== Data to use ==
========
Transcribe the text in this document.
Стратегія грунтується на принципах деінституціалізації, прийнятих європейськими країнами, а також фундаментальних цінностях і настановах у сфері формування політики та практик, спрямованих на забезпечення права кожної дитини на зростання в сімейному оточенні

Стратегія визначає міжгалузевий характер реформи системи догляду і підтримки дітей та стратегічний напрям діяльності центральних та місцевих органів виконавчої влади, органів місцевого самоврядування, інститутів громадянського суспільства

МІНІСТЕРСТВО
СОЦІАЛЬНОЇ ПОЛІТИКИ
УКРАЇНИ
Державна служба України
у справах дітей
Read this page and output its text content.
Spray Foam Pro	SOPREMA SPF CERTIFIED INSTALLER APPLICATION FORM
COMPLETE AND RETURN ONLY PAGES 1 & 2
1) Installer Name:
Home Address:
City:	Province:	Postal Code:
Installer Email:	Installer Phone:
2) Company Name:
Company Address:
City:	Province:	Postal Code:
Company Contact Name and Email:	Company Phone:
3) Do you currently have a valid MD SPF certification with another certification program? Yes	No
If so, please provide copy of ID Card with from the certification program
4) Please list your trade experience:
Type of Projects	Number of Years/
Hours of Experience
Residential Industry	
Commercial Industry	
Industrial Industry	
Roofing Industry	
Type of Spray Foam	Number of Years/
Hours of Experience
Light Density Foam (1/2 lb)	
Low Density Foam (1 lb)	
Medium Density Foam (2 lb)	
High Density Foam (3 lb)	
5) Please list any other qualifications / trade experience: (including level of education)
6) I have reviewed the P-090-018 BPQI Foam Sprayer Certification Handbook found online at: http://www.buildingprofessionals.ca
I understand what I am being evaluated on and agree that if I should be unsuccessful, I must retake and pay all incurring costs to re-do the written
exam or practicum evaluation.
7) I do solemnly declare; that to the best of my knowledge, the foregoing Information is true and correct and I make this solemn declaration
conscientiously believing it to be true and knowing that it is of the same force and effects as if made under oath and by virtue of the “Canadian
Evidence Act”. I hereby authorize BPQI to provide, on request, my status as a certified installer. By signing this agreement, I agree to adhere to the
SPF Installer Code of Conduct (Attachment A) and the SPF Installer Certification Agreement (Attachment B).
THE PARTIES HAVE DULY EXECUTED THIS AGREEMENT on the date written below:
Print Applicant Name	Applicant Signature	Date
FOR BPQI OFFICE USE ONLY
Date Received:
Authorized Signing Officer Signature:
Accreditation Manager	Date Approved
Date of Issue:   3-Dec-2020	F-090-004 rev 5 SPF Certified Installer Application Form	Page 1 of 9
========
== To be done ==
Filter the listing above by the word "text"; copy each line that passes.

== Task answer ==
Transcribe the text in this document.
Read this page and output its text content.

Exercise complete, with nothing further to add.